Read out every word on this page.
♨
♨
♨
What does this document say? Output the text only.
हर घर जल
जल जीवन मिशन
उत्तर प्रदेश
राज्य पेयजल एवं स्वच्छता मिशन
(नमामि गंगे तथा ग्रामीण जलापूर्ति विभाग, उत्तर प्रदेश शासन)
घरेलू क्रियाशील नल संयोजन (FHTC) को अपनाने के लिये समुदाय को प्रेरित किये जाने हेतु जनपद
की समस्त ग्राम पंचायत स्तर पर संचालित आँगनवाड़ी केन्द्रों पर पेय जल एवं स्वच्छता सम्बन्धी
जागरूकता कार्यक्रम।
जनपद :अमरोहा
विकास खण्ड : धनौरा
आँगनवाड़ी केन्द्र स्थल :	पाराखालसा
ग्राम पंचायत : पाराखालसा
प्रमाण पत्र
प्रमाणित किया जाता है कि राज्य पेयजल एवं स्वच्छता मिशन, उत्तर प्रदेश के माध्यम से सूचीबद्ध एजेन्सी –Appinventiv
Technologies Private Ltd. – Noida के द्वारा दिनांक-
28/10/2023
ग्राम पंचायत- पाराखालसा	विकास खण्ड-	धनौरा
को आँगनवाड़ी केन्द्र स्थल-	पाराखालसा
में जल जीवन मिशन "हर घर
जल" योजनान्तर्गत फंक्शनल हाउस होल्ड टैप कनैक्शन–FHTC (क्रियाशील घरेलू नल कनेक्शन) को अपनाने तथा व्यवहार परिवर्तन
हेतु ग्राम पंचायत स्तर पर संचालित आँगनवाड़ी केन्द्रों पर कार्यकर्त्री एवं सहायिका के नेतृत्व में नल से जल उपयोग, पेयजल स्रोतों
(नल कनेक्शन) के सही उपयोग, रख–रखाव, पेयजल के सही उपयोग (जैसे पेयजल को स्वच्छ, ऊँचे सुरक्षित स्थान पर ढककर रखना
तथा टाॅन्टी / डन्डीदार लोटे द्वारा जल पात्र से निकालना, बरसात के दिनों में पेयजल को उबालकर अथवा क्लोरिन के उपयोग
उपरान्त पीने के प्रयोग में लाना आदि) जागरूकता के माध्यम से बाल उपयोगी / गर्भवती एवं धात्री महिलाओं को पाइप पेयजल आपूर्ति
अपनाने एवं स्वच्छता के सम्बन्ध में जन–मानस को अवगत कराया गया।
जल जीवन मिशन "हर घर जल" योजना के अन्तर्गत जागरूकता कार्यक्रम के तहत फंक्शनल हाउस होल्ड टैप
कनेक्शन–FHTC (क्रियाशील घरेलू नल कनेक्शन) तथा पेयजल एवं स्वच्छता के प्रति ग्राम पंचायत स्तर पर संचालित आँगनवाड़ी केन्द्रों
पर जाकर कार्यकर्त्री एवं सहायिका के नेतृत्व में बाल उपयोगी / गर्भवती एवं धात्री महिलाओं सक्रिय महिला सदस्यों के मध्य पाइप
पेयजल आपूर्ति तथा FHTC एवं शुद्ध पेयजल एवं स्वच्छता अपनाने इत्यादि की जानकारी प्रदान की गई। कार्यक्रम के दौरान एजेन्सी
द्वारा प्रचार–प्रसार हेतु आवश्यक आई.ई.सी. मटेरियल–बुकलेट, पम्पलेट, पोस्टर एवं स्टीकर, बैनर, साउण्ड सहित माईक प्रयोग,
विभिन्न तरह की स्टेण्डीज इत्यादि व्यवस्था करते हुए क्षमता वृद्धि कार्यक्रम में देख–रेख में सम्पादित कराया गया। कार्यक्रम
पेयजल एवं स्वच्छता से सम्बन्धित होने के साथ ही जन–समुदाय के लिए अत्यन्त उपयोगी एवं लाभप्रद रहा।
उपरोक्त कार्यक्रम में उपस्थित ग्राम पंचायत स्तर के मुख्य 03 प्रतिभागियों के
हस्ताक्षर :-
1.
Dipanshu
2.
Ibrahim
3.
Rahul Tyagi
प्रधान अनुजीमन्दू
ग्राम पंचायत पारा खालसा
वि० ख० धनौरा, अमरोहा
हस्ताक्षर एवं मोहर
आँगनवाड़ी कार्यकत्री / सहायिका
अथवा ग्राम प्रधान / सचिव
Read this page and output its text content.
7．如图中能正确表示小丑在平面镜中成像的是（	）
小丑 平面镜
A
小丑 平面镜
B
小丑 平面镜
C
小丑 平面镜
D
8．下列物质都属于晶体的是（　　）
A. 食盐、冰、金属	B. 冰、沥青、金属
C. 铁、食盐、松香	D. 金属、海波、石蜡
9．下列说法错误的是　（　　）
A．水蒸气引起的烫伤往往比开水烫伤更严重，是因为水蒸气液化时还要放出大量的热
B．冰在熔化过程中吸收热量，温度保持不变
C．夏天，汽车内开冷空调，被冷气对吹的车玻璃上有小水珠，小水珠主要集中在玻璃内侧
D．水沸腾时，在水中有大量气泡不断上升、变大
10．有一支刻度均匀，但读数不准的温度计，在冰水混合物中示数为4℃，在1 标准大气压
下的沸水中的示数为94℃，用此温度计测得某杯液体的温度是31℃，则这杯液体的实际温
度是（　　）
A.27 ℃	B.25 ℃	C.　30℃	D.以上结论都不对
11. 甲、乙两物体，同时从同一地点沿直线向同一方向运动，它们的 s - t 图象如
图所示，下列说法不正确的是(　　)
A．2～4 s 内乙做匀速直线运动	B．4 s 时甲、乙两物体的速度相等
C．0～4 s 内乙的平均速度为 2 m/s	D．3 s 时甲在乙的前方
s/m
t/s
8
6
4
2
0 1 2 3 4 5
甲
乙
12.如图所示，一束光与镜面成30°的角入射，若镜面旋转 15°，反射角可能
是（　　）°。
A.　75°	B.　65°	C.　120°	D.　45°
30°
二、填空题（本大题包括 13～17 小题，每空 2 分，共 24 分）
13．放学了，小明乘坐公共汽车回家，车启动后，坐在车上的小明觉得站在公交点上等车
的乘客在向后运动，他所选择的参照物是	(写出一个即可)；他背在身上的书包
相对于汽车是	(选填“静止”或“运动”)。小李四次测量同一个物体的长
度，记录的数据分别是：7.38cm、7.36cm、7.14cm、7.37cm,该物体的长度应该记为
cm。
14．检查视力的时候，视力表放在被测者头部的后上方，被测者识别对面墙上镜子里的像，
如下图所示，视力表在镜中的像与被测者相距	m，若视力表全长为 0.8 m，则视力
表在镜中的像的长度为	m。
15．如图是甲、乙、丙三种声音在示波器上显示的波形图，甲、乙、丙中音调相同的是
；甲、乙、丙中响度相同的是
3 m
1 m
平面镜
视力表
::::::
• **PROBLEM DETAILS**
In the material above, how many lines hold the word "जनपद"? Say only the number.

• **TASK SOLUTION**
2